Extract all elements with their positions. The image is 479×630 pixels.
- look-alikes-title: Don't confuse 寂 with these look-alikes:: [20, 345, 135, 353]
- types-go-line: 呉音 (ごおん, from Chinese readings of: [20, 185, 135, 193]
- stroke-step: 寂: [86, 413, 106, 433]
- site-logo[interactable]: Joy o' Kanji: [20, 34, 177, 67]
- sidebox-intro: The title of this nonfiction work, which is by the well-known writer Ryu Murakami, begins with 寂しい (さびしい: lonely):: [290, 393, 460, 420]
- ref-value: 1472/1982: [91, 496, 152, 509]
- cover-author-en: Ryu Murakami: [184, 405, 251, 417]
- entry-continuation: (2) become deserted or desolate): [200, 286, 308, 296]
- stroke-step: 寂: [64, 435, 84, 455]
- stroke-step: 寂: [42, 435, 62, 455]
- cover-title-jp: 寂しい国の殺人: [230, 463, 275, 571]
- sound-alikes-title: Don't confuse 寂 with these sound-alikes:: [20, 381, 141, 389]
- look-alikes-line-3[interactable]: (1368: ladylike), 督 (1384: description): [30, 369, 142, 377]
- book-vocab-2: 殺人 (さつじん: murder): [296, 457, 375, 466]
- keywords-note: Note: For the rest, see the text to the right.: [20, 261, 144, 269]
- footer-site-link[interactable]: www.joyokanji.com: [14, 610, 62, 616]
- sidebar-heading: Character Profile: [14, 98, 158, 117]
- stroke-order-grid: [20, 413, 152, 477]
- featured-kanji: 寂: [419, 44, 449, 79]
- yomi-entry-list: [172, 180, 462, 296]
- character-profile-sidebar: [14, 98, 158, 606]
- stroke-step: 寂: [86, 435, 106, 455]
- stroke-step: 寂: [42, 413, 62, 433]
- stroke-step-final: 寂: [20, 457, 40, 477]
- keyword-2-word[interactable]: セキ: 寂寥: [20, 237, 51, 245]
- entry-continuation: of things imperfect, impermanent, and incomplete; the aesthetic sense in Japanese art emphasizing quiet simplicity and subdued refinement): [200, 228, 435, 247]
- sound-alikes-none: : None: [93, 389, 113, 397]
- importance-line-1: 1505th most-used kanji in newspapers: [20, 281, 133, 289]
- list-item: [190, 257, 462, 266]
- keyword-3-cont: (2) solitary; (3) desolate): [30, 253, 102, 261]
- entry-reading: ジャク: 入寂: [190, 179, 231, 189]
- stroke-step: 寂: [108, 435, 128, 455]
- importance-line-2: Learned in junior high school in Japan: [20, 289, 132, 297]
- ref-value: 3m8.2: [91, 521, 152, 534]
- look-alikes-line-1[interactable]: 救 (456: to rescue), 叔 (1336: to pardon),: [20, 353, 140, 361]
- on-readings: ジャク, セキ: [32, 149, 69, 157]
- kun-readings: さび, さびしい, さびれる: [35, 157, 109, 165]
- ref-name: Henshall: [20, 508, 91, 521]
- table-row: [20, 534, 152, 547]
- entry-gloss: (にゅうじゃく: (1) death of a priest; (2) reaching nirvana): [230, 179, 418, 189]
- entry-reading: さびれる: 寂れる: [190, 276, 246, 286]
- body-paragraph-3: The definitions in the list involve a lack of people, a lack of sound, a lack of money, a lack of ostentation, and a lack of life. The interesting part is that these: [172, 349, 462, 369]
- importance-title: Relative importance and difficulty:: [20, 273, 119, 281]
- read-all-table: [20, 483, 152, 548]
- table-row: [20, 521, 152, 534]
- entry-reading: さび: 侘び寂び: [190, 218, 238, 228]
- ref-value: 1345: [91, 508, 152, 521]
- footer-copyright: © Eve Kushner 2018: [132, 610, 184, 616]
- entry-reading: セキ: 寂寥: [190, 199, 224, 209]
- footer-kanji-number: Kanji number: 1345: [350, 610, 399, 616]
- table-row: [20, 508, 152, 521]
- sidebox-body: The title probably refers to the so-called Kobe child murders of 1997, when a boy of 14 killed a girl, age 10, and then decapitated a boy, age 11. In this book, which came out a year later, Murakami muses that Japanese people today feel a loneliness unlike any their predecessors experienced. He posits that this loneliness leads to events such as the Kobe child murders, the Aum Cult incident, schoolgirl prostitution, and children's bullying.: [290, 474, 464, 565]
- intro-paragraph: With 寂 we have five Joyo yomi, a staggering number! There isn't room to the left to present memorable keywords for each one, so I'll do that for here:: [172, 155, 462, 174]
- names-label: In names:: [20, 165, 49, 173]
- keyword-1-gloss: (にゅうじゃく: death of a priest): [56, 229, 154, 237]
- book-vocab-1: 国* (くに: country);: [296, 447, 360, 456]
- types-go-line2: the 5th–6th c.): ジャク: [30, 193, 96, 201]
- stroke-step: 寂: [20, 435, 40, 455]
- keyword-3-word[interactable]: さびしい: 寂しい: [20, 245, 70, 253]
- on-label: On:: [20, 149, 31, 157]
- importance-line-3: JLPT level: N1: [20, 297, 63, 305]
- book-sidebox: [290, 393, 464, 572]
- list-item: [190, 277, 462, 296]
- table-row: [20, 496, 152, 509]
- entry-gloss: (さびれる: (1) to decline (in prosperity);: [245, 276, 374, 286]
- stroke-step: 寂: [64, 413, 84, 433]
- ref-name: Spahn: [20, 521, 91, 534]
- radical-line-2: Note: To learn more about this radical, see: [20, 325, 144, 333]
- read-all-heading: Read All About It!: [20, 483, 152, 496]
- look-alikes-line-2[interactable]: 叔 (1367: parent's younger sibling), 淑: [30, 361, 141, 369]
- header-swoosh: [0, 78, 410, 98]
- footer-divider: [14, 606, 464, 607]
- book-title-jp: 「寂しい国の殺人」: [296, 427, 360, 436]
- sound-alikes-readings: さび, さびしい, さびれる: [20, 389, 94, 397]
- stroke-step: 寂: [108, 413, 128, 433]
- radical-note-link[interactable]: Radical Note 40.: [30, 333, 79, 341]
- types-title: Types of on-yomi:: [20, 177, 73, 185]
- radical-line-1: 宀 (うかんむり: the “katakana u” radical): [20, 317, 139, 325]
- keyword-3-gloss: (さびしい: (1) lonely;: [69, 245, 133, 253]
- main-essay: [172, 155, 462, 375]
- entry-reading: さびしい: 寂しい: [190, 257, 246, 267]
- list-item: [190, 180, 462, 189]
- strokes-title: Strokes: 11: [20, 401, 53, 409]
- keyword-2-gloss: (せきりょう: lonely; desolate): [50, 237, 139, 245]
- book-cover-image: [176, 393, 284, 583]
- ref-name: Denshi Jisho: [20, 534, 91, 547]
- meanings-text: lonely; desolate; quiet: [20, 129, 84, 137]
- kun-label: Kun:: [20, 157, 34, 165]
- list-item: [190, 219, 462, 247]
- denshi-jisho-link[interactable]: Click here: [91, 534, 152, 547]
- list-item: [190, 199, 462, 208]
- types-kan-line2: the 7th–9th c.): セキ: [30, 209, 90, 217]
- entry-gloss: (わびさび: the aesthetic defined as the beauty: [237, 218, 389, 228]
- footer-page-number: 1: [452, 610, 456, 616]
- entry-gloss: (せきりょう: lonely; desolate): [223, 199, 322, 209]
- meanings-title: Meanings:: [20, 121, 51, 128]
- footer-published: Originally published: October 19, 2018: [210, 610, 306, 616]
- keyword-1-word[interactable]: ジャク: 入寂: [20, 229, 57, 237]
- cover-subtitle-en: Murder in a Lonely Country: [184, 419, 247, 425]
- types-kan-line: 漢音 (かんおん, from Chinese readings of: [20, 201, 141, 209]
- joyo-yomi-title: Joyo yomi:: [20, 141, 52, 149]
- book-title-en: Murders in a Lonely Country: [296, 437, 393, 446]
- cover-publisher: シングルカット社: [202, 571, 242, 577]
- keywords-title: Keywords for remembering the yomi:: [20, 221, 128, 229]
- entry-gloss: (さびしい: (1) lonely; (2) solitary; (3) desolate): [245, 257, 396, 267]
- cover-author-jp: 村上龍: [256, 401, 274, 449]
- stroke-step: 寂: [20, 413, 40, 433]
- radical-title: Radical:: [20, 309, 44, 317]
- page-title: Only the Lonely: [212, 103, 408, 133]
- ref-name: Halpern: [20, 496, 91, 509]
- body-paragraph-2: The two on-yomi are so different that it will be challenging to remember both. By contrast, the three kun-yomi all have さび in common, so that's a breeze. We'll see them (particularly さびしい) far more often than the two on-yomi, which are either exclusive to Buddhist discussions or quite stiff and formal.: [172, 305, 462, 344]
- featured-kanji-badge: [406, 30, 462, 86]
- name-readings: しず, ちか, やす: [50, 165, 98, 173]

::::::

- Goal -
Quote the records word for word, starting at their first line and stopping after the line that contains "- cover-author-en: Ryu".

- Task solution -
Extract all elements with their positions. The image is 479×630 pixels.
- look-alikes-title: Don't confuse 寂 with these look-alikes:: [20, 345, 135, 353]
- types-go-line: 呉音 (ごおん, from Chinese readings of: [20, 185, 135, 193]
- stroke-step: 寂: [86, 413, 106, 433]
- site-logo[interactable]: Joy o' Kanji: [20, 34, 177, 67]
- sidebox-intro: The title of this nonfiction work, which is by the well-known writer Ryu Murakami, begins with 寂しい (さびしい: lonely):: [290, 393, 460, 420]
- ref-value: 1472/1982: [91, 496, 152, 509]
- cover-author-en: Ryu Murakami: [184, 405, 251, 417]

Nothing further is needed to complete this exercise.